→ DESCRIPTION OF THE TASK
Transcribe the records below in full; pictures stay out of the copy.

□ □ □ □ □ □ □

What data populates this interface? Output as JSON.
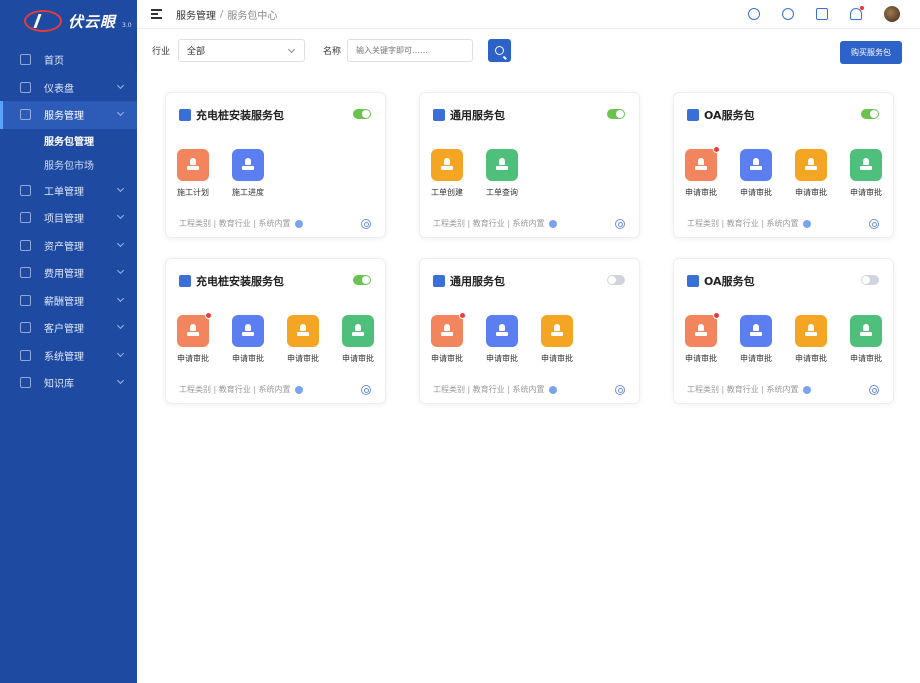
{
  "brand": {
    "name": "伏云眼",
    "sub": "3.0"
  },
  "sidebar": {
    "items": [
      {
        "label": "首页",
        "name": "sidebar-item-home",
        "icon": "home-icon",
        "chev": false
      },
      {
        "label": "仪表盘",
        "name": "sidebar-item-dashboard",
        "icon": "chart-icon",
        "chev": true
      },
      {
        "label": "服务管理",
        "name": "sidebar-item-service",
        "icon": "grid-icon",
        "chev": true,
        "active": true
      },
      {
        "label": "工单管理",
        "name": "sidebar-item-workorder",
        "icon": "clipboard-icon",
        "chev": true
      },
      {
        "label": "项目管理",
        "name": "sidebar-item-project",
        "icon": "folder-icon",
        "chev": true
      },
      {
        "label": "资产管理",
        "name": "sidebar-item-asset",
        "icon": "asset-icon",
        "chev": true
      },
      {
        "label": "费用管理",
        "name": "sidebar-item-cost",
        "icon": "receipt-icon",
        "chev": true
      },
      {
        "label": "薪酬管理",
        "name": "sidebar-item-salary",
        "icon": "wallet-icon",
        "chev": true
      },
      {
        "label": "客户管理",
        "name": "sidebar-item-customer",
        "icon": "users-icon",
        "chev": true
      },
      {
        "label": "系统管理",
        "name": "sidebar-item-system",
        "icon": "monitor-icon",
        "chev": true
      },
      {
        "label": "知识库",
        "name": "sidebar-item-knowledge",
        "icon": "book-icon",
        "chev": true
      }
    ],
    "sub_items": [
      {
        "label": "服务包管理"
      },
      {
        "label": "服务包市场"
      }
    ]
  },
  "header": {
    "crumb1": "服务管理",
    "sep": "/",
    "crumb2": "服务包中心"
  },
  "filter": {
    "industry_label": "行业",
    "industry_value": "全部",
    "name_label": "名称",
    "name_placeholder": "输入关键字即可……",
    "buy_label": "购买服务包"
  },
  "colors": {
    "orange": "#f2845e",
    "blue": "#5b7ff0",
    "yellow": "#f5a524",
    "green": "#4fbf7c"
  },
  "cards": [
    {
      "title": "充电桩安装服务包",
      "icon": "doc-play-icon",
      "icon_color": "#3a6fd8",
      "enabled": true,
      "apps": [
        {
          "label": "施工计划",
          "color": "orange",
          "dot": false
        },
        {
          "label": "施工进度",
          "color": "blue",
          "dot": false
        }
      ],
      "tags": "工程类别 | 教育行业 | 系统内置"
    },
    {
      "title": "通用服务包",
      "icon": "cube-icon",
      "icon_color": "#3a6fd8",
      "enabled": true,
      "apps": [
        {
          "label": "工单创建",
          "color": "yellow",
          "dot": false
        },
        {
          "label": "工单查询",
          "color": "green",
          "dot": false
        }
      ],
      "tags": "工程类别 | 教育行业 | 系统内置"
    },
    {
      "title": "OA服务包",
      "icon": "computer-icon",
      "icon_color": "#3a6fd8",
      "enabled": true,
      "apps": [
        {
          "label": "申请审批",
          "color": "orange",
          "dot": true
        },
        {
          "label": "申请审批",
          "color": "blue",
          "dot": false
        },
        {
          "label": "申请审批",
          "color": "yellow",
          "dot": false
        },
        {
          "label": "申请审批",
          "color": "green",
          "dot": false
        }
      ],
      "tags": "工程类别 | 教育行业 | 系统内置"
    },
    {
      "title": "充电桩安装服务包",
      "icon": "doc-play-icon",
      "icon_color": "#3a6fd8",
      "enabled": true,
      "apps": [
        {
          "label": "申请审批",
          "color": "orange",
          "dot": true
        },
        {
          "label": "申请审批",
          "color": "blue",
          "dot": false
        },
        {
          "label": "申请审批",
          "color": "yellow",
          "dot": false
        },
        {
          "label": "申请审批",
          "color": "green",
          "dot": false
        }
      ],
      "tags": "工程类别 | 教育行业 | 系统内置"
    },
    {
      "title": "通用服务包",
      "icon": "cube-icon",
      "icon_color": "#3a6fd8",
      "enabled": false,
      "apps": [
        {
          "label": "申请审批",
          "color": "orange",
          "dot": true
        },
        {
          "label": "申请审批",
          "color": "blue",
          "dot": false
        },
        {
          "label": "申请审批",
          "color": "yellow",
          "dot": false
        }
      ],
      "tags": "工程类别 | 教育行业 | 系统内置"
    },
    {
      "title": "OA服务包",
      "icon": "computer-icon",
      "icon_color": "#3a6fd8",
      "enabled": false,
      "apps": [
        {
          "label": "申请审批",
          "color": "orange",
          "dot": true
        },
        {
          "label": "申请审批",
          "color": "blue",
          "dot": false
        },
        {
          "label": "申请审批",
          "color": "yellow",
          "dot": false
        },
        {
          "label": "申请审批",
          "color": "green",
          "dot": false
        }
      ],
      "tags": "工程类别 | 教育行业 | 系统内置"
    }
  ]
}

□ □ □ □ □ □ □

→ WORKED SOLUTION
What data populates this interface? Output as JSON.
{
  "brand": {
    "name": "伏云眼",
    "sub": "3.0"
  },
  "sidebar": {
    "items": [
      {
        "label": "首页",
        "name": "sidebar-item-home",
        "icon": "home-icon",
        "chev": false
      },
      {
        "label": "仪表盘",
        "name": "sidebar-item-dashboard",
        "icon": "chart-icon",
        "chev": true
      },
      {
        "label": "服务管理",
        "name": "sidebar-item-service",
        "icon": "grid-icon",
        "chev": true,
        "active": true
      },
      {
        "label": "工单管理",
        "name": "sidebar-item-workorder",
        "icon": "clipboard-icon",
        "chev": true
      },
      {
        "label": "项目管理",
        "name": "sidebar-item-project",
        "icon": "folder-icon",
        "chev": true
      },
      {
        "label": "资产管理",
        "name": "sidebar-item-asset",
        "icon": "asset-icon",
        "chev": true
      },
      {
        "label": "费用管理",
        "name": "sidebar-item-cost",
        "icon": "receipt-icon",
        "chev": true
      },
      {
        "label": "薪酬管理",
        "name": "sidebar-item-salary",
        "icon": "wallet-icon",
        "chev": true
      },
      {
        "label": "客户管理",
        "name": "sidebar-item-customer",
        "icon": "users-icon",
        "chev": true
      },
      {
        "label": "系统管理",
        "name": "sidebar-item-system",
        "icon": "monitor-icon",
        "chev": true
      },
      {
        "label": "知识库",
        "name": "sidebar-item-knowledge",
        "icon": "book-icon",
        "chev": true
      }
    ],
    "sub_items": [
      {
        "label": "服务包管理"
      },
      {
        "label": "服务包市场"
      }
    ]
  },
  "header": {
    "crumb1": "服务管理",
    "sep": "/",
    "crumb2": "服务包中心"
  },
  "filter": {
    "industry_label": "行业",
    "industry_value": "全部",
    "name_label": "名称",
    "name_placeholder": "输入关键字即可……",
    "buy_label": "购买服务包"
  },
  "colors": {
    "orange": "#f2845e",
    "blue": "#5b7ff0",
    "yellow": "#f5a524",
    "green": "#4fbf7c"
  },
  "cards": [
    {
      "title": "充电桩安装服务包",
      "icon": "doc-play-icon",
      "icon_color": "#3a6fd8",
      "enabled": true,
      "apps": [
        {
          "label": "施工计划",
          "color": "orange",
          "dot": false
        },
        {
          "label": "施工进度",
          "color": "blue",
          "dot": false
        }
      ],
      "tags": "工程类别 | 教育行业 | 系统内置"
    },
    {
      "title": "通用服务包",
      "icon": "cube-icon",
      "icon_color": "#3a6fd8",
      "enabled": true,
      "apps": [
        {
          "label": "工单创建",
          "color": "yellow",
          "dot": false
        },
        {
          "label": "工单查询",
          "color": "green",
          "dot": false
        }
      ],
      "tags": "工程类别 | 教育行业 | 系统内置"
    },
    {
      "title": "OA服务包",
      "icon": "computer-icon",
      "icon_color": "#3a6fd8",
      "enabled": true,
      "apps": [
        {
          "label": "申请审批",
          "color": "orange",
          "dot": true
        },
        {
          "label": "申请审批",
          "color": "blue",
          "dot": false
        },
        {
          "label": "申请审批",
          "color": "yellow",
          "dot": false
        },
        {
          "label": "申请审批",
          "color": "green",
          "dot": false
        }
      ],
      "tags": "工程类别 | 教育行业 | 系统内置"
    },
    {
      "title": "充电桩安装服务包",
      "icon": "doc-play-icon",
      "icon_color": "#3a6fd8",
      "enabled": true,
      "apps": [
        {
          "label": "申请审批",
          "color": "orange",
          "dot": true
        },
        {
          "label": "申请审批",
          "color": "blue",
          "dot": false
        },
        {
          "label": "申请审批",
          "color": "yellow",
          "dot": false
        },
        {
          "label": "申请审批",
          "color": "green",
          "dot": false
        }
      ],
      "tags": "工程类别 | 教育行业 | 系统内置"
    },
    {
      "title": "通用服务包",
      "icon": "cube-icon",
      "icon_color": "#3a6fd8",
      "enabled": false,
      "apps": [
        {
          "label": "申请审批",
          "color": "orange",
          "dot": true
        },
        {
          "label": "申请审批",
          "color": "blue",
          "dot": false
        },
        {
          "label": "申请审批",
          "color": "yellow",
          "dot": false
        }
      ],
      "tags": "工程类别 | 教育行业 | 系统内置"
    },
    {
      "title": "OA服务包",
      "icon": "computer-icon",
      "icon_color": "#3a6fd8",
      "enabled": false,
      "apps": [
        {
          "label": "申请审批",
          "color": "orange",
          "dot": true
        },
        {
          "label": "申请审批",
          "color": "blue",
          "dot": false
        },
        {
          "label": "申请审批",
          "color": "yellow",
          "dot": false
        },
        {
          "label": "申请审批",
          "color": "green",
          "dot": false
        }
      ],
      "tags": "工程类别 | 教育行业 | 系统内置"
    }
  ]
}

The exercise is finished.